Dataset items
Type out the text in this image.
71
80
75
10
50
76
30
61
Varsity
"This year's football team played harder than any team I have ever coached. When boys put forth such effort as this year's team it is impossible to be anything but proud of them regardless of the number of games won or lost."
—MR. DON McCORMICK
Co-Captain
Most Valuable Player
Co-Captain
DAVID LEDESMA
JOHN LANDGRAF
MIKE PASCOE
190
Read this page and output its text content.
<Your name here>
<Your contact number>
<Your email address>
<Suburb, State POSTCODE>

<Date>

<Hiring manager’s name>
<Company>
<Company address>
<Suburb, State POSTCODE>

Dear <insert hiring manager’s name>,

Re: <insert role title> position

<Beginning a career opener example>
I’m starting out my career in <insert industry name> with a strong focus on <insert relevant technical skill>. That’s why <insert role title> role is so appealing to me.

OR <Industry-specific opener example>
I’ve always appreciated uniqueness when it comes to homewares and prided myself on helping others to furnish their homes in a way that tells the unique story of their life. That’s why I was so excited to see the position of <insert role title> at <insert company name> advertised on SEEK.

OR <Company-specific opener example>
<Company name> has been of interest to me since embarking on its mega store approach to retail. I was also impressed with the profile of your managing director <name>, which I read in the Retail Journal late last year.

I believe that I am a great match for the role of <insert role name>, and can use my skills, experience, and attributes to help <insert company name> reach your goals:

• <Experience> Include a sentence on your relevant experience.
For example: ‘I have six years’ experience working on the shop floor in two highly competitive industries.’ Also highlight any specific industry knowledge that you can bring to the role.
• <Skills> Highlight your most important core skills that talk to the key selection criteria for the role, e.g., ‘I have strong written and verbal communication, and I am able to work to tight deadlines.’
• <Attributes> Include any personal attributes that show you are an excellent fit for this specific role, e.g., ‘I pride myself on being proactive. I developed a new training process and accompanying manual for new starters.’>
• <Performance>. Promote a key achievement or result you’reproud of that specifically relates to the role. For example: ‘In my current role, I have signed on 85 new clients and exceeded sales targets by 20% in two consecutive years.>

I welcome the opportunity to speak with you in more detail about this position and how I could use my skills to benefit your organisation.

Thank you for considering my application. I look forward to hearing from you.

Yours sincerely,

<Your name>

**Given instruction**: Return every line exactly.

**Task answer**:
Type out the text in this image.
71
80
75
10
50
76
30
61
Varsity
"This year's football team played harder than any team I have ever coached. When boys put forth such effort as this year's team it is impossible to be anything but proud of them regardless of the number of games won or lost."
—MR. DON McCORMICK
Co-Captain
Most Valuable Player
Co-Captain
DAVID LEDESMA
JOHN LANDGRAF
MIKE PASCOE
190
Read this page and output its text content.
<Your name here>
<Your contact number>
<Your email address>
<Suburb, State POSTCODE>

<Date>

<Hiring manager’s name>
<Company>
<Company address>
<Suburb, State POSTCODE>

Dear <insert hiring manager’s name>,

Re: <insert role title> position

<Beginning a career opener example>
I’m starting out my career in <insert industry name> with a strong focus on <insert relevant technical skill>. That’s why <insert role title> role is so appealing to me.

OR <Industry-specific opener example>
I’ve always appreciated uniqueness when it comes to homewares and prided myself on helping others to furnish their homes in a way that tells the unique story of their life. That’s why I was so excited to see the position of <insert role title> at <insert company name> advertised on SEEK.

OR <Company-specific opener example>
<Company name> has been of interest to me since embarking on its mega store approach to retail. I was also impressed with the profile of your managing director <name>, which I read in the Retail Journal late last year.

I believe that I am a great match for the role of <insert role name>, and can use my skills, experience, and attributes to help <insert company name> reach your goals:

• <Experience> Include a sentence on your relevant experience.
For example: ‘I have six years’ experience working on the shop floor in two highly competitive industries.’ Also highlight any specific industry knowledge that you can bring to the role.
• <Skills> Highlight your most important core skills that talk to the key selection criteria for the role, e.g., ‘I have strong written and verbal communication, and I am able to work to tight deadlines.’
• <Attributes> Include any personal attributes that show you are an excellent fit for this specific role, e.g., ‘I pride myself on being proactive. I developed a new training process and accompanying manual for new starters.’>
• <Performance>. Promote a key achievement or result you’reproud of that specifically relates to the role. For example: ‘In my current role, I have signed on 85 new clients and exceeded sales targets by 20% in two consecutive years.>

I welcome the opportunity to speak with you in more detail about this position and how I could use my skills to benefit your organisation.

Thank you for considering my application. I look forward to hearing from you.

Yours sincerely,

<Your name>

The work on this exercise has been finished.